## EXERCISE PROMPT
Copy every line from the material below that holds "mais".

## ENTRIES PROVIDED
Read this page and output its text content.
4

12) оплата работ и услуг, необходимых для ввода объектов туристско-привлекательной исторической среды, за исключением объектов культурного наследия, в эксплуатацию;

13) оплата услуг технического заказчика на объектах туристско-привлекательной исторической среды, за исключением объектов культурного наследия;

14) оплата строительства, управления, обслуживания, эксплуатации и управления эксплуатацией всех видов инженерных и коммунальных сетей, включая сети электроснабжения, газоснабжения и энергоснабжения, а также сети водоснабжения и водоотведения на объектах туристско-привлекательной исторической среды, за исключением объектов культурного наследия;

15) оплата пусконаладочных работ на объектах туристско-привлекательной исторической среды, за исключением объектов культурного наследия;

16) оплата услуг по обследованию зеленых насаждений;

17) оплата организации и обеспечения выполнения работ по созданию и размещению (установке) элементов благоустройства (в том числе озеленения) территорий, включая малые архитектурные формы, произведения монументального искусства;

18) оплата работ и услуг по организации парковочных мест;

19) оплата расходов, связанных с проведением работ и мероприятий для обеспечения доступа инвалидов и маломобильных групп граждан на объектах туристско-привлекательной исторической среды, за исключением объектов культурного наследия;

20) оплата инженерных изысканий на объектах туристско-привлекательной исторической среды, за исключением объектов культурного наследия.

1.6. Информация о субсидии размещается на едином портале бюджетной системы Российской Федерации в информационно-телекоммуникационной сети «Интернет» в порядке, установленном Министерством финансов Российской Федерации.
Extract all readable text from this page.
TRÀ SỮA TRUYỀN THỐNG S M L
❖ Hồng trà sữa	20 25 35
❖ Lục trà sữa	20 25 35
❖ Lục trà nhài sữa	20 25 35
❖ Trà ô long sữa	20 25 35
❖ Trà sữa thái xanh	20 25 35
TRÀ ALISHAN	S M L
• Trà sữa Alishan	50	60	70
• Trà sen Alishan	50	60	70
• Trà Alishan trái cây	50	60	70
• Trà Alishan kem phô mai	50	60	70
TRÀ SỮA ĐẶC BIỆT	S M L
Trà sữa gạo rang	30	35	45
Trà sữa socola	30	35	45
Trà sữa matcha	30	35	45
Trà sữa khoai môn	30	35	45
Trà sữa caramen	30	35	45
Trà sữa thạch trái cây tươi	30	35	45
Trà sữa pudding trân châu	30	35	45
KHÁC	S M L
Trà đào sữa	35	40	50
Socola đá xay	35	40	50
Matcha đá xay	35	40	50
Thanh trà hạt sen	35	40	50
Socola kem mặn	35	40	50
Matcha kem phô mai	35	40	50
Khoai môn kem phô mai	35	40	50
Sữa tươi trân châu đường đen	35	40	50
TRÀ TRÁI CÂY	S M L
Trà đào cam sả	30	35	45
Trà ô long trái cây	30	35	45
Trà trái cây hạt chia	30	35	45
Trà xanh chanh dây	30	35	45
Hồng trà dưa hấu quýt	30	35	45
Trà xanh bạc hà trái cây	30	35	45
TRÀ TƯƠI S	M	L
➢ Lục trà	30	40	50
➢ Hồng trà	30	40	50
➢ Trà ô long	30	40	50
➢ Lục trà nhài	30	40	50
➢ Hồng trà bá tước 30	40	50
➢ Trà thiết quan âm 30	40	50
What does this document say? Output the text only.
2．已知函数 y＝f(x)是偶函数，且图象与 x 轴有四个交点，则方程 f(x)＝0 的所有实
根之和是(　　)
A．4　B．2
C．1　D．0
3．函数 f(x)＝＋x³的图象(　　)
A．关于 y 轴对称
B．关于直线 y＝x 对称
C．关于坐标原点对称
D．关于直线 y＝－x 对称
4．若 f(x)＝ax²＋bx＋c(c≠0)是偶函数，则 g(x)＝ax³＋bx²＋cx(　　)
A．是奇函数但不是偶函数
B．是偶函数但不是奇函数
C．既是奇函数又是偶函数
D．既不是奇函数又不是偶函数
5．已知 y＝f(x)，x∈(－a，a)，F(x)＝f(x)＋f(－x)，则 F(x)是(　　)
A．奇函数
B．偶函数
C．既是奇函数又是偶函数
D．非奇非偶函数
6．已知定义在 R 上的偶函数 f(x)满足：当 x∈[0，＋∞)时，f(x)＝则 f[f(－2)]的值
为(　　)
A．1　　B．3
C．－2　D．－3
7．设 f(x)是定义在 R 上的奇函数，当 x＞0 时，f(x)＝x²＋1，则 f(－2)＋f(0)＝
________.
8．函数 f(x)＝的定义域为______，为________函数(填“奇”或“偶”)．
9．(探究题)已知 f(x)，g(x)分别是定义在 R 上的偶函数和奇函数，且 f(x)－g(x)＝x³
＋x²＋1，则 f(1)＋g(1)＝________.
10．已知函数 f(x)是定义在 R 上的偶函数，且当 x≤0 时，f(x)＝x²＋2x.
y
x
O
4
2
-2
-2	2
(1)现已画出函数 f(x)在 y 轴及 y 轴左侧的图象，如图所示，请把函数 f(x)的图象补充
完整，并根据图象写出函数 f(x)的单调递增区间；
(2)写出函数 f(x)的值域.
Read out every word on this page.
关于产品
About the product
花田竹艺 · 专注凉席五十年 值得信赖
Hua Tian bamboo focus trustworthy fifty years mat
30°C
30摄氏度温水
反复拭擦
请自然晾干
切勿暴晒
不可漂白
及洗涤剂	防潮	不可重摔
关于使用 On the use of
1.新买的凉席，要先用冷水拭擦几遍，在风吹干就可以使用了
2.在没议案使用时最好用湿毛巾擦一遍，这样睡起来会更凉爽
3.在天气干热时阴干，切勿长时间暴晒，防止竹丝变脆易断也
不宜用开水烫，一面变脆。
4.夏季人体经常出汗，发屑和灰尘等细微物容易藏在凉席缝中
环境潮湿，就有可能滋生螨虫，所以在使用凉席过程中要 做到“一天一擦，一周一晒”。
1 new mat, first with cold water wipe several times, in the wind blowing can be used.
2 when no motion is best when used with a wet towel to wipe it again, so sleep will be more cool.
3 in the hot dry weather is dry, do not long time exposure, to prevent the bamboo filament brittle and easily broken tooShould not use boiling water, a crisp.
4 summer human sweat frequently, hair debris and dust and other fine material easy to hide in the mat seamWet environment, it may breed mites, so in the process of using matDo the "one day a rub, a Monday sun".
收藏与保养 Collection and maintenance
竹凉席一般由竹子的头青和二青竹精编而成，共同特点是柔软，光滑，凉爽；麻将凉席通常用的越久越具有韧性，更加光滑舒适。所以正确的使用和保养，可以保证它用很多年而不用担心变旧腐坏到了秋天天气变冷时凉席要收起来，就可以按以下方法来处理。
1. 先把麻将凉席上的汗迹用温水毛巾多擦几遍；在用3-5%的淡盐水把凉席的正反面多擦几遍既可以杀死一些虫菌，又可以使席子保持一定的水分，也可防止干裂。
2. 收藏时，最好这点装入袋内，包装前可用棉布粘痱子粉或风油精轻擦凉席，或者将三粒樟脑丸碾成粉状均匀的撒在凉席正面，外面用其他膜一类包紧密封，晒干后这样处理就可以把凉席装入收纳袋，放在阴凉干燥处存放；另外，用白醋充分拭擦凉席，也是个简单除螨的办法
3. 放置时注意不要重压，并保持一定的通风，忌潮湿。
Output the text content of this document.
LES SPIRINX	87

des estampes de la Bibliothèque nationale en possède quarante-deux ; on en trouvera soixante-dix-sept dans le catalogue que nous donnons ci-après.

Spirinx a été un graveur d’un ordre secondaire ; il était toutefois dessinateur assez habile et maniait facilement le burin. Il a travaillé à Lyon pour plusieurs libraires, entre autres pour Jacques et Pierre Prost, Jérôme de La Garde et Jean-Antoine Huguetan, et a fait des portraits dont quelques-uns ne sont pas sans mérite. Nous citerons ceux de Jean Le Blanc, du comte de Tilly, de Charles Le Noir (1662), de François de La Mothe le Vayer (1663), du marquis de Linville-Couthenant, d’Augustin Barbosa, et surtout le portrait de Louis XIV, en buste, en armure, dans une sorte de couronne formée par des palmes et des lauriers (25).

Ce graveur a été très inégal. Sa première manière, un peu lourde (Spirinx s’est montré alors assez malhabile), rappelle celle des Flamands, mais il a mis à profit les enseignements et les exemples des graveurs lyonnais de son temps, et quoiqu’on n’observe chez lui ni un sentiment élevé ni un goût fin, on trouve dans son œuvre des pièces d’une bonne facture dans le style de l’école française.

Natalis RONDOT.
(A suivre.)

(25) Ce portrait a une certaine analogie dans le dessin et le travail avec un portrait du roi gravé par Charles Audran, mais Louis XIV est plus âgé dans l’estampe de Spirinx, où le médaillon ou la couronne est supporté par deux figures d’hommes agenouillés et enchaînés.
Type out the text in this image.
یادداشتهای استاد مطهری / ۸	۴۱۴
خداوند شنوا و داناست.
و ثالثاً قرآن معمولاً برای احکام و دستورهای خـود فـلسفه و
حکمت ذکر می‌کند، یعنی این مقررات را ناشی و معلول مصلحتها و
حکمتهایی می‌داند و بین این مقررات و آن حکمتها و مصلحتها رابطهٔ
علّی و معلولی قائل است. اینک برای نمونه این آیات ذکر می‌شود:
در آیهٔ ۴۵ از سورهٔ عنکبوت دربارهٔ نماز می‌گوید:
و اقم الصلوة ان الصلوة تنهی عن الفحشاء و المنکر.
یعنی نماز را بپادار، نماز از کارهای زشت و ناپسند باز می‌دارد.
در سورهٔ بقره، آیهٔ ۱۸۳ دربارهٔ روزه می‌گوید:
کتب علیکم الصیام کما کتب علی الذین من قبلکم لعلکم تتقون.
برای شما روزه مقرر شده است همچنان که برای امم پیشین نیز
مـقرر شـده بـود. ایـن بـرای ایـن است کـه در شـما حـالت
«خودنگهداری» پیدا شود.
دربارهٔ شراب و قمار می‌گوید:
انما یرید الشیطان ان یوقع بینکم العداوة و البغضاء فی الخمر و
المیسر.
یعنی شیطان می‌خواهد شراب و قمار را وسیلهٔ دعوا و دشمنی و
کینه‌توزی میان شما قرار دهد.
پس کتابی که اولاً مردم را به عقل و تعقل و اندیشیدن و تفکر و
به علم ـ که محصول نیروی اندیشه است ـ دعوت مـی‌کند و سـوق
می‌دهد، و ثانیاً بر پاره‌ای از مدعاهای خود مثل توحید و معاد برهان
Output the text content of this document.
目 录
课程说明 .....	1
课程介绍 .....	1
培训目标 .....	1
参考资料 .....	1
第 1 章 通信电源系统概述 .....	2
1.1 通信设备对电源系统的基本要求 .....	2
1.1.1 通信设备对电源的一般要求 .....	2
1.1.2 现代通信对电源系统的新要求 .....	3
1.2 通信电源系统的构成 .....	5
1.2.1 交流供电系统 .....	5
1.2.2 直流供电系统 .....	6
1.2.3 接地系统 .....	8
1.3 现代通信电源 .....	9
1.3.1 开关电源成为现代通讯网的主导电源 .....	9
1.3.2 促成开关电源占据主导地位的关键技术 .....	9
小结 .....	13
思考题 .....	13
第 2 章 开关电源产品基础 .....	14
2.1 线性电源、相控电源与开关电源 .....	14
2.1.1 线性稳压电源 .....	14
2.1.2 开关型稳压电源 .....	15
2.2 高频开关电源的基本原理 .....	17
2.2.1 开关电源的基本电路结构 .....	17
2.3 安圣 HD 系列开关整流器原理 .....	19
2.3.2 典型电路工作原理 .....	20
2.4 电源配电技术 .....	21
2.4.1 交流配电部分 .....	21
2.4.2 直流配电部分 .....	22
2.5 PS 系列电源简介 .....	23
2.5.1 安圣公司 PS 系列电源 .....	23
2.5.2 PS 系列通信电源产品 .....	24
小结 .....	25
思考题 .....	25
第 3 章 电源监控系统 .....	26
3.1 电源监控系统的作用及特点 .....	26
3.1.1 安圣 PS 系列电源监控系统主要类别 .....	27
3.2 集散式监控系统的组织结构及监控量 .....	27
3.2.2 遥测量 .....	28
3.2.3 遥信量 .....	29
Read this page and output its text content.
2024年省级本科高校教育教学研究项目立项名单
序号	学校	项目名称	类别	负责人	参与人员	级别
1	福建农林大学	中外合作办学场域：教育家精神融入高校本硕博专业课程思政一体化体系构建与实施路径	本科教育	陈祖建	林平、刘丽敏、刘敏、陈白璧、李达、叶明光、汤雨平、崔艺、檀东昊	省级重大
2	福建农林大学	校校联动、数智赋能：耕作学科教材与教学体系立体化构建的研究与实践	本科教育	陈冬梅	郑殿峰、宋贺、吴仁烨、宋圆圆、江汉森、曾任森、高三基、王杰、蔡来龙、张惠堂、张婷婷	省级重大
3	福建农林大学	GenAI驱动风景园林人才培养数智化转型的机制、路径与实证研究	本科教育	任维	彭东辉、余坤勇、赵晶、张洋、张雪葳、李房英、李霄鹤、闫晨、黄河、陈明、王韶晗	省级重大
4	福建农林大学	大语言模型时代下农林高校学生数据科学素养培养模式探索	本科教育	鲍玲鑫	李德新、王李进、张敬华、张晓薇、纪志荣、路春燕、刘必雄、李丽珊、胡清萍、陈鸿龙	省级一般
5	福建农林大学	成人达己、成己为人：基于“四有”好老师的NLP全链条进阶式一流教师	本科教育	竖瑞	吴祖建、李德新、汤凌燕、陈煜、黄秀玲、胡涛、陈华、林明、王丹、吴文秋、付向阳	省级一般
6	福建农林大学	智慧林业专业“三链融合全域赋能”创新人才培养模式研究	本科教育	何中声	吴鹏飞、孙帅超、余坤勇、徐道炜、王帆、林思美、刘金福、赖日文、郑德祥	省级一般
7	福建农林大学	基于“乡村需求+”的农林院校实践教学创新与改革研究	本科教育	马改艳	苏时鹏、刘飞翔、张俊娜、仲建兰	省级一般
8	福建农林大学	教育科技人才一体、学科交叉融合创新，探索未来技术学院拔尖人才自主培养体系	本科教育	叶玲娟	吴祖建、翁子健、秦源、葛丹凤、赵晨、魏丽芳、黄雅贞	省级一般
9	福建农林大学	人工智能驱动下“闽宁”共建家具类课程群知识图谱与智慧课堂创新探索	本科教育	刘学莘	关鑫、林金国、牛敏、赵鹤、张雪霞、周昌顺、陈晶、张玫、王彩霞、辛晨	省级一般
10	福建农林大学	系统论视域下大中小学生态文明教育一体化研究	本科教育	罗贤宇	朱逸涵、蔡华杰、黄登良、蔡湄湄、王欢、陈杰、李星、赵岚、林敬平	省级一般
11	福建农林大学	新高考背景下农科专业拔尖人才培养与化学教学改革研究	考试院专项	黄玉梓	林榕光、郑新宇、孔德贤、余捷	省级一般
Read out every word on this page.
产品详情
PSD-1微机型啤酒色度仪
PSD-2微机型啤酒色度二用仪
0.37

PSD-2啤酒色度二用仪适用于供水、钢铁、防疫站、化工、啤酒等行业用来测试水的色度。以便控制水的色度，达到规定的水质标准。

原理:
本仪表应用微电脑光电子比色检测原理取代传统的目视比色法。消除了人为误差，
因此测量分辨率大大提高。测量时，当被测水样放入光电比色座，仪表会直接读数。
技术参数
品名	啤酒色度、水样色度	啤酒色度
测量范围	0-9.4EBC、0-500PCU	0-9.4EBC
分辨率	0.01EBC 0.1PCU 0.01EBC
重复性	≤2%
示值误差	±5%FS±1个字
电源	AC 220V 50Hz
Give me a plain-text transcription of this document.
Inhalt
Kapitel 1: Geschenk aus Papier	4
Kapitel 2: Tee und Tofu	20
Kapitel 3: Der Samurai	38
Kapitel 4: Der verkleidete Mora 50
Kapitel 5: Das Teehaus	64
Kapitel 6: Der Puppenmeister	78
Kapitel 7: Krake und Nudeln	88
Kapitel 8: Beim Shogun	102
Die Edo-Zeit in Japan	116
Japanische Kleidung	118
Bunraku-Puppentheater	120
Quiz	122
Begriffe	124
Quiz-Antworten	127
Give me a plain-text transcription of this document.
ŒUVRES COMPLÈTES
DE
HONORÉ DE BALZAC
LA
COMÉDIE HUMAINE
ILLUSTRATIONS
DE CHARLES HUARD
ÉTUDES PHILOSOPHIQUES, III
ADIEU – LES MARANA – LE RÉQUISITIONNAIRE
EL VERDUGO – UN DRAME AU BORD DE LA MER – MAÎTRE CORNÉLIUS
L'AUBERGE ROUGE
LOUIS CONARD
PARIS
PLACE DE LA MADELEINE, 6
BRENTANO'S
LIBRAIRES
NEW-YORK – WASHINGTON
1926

## COMPLETED EXERCISE
Ce graveur a été très inégal. Sa première manière, un peu lourde (Spirinx s’est montré alors assez malhabile), rappelle celle des Flamands, mais il a mis à profit les enseignements et les exemples des graveurs lyonnais de son temps, et quoiqu’on n’observe chez lui ni un sentiment élevé ni un goût fin, on trouve dans son œuvre des pièces d’une bonne facture dans le style de l’école française.
(25) Ce portrait a une certaine analogie dans le dessin et le travail avec un portrait du roi gravé par Charles Audran, mais Louis XIV est plus âgé dans l’estampe de Spirinx, où le médaillon ou la couronne est supporté par deux figures d’hommes agenouillés et enchaînés.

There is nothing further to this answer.